▼

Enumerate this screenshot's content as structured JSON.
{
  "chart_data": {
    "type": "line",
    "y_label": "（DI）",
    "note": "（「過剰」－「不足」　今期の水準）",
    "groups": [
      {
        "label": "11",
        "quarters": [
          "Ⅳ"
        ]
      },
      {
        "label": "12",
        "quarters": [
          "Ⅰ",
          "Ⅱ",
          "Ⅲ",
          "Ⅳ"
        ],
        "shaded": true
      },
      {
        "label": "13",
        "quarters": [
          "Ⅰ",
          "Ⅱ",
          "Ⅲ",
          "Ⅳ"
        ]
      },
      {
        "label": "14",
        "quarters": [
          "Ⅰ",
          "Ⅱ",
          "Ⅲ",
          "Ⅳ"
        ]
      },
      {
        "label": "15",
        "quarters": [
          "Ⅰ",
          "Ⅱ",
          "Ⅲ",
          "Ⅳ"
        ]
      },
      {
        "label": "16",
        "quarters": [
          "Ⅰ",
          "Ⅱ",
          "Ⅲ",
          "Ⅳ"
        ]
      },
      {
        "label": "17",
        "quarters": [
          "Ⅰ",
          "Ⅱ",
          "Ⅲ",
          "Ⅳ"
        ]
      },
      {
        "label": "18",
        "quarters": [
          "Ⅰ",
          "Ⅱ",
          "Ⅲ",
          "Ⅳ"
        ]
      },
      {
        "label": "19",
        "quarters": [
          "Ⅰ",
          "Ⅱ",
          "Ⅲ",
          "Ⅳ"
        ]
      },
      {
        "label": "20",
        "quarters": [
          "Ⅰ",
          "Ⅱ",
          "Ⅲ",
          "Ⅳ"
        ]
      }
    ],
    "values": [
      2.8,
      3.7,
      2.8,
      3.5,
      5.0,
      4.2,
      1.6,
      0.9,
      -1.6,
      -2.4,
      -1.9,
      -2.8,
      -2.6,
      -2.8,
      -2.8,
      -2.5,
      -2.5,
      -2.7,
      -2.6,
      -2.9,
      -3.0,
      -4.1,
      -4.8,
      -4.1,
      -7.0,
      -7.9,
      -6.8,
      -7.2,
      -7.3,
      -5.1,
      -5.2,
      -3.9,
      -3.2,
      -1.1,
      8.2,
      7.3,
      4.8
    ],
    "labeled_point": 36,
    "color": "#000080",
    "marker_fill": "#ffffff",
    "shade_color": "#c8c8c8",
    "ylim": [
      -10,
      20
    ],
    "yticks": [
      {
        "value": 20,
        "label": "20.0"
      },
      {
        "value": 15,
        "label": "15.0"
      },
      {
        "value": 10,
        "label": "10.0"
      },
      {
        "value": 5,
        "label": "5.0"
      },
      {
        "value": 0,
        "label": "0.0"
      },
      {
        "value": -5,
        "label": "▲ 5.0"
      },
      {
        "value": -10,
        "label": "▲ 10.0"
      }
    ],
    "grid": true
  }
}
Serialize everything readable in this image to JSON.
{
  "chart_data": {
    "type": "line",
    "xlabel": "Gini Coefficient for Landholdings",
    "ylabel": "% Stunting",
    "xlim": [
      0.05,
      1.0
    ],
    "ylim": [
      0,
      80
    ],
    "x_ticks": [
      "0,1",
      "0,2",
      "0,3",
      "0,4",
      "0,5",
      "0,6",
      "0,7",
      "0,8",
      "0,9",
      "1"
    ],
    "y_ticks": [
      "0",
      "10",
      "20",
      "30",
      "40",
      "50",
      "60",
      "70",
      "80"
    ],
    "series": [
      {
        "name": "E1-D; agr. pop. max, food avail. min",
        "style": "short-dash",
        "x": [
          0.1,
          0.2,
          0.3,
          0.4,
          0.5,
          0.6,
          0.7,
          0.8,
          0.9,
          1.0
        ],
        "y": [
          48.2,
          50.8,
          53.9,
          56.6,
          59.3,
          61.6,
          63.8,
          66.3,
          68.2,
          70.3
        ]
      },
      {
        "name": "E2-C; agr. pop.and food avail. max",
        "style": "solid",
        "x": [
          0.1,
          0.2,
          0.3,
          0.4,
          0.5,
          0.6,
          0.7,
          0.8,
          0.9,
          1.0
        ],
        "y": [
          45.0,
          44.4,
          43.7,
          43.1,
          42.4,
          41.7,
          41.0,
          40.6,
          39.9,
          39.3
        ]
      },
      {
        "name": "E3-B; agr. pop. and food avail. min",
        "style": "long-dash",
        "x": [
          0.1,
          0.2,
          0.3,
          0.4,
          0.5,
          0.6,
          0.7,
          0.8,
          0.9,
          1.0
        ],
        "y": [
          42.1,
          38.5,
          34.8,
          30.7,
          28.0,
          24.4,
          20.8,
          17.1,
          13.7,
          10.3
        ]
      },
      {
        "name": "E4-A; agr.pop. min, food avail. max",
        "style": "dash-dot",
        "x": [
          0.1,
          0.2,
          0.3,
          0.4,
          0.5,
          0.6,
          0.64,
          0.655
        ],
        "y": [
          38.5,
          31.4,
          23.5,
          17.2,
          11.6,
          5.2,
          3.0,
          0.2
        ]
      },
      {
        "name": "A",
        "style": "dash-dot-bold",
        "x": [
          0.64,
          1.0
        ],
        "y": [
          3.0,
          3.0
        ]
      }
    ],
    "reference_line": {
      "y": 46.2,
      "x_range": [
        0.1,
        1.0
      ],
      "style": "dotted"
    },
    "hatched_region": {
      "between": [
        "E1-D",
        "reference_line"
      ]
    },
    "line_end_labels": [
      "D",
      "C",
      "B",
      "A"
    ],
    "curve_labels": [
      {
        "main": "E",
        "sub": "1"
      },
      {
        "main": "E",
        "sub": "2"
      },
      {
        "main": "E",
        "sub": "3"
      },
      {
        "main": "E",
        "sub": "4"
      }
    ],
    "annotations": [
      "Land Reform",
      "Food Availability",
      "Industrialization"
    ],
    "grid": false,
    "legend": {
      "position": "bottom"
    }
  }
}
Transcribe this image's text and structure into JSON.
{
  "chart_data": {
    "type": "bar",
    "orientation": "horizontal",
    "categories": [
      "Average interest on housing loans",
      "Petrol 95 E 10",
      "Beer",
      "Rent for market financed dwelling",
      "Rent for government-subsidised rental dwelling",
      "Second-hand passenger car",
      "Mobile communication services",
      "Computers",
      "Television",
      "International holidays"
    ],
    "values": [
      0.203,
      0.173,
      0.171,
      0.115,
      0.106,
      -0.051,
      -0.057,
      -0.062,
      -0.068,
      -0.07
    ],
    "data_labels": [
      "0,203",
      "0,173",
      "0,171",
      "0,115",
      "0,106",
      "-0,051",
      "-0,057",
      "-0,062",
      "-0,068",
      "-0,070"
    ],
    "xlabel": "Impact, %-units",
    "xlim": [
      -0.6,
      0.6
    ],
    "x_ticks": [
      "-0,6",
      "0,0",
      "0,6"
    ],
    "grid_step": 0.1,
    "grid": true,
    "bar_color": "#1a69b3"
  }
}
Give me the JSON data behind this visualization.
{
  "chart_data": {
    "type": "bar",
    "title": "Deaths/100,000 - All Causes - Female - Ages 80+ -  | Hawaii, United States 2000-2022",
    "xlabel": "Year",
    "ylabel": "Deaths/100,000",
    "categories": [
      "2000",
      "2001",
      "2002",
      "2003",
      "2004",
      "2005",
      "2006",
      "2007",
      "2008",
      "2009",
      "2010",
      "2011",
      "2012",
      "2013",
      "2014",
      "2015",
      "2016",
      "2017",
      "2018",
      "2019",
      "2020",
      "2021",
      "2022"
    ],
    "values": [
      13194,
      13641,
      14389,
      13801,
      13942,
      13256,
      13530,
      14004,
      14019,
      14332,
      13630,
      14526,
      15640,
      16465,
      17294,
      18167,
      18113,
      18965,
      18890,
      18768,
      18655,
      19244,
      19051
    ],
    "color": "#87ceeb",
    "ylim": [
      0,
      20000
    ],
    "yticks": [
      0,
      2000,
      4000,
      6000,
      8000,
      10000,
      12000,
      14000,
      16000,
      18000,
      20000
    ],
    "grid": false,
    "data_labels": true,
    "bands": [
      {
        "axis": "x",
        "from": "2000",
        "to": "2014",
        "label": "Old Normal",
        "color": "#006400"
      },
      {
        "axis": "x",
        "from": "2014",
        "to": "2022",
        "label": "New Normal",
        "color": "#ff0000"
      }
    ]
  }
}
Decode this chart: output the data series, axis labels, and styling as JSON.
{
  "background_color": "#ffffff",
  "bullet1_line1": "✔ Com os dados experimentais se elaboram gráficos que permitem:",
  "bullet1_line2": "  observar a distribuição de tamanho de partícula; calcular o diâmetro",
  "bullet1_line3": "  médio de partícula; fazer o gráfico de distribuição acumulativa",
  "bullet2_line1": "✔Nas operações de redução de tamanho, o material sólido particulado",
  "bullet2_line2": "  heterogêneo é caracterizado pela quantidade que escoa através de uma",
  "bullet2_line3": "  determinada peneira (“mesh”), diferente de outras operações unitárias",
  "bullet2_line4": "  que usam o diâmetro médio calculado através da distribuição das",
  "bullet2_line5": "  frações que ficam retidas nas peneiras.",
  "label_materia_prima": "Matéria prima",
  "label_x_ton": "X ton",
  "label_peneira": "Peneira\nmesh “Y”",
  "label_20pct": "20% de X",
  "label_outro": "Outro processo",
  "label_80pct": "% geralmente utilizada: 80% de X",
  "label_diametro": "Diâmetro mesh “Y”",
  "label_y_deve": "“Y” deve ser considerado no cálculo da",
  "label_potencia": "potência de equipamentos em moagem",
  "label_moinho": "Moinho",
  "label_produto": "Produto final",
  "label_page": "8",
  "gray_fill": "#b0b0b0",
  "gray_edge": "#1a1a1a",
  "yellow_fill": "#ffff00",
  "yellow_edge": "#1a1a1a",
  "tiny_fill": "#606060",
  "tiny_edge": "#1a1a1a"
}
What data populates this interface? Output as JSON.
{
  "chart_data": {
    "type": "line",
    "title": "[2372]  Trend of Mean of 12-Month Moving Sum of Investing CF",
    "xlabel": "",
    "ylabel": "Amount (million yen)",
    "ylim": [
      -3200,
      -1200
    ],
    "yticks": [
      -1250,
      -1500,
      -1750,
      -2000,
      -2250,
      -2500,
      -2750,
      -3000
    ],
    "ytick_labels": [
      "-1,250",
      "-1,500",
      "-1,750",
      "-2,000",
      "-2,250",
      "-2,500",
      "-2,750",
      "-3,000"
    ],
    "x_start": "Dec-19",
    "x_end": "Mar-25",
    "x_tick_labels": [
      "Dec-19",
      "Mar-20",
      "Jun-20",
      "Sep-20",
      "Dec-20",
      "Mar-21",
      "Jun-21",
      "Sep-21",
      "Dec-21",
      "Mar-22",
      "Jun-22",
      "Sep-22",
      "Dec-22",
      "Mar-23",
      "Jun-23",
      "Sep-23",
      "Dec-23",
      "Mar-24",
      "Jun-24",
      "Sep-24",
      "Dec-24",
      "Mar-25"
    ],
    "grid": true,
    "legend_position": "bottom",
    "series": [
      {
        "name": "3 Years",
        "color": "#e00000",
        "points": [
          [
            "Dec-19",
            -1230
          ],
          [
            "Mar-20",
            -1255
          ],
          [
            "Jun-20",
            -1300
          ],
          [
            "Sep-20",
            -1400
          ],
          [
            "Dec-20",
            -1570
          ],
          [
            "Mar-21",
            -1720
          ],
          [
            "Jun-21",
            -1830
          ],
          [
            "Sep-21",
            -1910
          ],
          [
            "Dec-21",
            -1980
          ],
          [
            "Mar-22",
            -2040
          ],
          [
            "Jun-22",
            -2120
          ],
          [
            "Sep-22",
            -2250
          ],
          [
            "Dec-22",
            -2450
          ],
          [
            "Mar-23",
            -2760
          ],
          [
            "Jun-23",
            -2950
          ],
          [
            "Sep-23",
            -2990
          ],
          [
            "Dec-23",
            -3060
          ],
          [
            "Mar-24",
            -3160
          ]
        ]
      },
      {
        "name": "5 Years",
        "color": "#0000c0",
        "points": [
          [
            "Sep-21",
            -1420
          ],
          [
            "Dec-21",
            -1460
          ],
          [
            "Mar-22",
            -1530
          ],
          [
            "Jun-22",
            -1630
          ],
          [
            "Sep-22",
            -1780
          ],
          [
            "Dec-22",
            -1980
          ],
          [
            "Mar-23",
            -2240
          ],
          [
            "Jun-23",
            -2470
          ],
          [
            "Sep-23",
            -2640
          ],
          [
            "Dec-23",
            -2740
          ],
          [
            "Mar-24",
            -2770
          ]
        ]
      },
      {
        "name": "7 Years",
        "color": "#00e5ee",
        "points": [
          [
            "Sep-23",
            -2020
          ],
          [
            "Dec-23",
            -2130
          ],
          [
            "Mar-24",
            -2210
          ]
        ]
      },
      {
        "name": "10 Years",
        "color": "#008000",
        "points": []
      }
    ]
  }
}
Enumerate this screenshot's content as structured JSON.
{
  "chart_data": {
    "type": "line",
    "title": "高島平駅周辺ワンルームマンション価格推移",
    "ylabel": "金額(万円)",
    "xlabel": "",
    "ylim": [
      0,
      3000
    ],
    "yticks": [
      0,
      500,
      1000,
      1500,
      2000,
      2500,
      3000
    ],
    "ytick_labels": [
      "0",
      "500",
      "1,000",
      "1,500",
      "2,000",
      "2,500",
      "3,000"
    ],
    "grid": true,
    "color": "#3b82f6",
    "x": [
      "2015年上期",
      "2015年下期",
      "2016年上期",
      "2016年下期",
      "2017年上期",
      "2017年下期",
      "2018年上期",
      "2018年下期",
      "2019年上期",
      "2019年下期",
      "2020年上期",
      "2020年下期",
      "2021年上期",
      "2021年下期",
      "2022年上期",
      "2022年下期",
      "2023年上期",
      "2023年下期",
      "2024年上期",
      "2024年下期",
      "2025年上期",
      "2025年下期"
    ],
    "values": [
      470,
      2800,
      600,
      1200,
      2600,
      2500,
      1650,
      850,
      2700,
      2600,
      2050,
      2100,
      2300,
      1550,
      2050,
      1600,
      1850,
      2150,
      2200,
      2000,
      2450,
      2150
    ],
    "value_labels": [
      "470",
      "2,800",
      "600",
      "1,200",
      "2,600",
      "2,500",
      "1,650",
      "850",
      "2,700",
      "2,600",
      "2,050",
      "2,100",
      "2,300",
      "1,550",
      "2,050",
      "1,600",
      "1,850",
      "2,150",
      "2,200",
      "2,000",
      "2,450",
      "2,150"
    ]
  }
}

▲

§ **CHALLENGE**:
From the entries above, collect every line with the string "médio" in it.

§ **ANSWER TO THE PROBLEM**:
  "bullet1_line3": "  médio de partícula; fazer o gráfico de distribuição acumulativa",
  "bullet2_line4": "  que usam o diâmetro médio calculado através da distribuição das",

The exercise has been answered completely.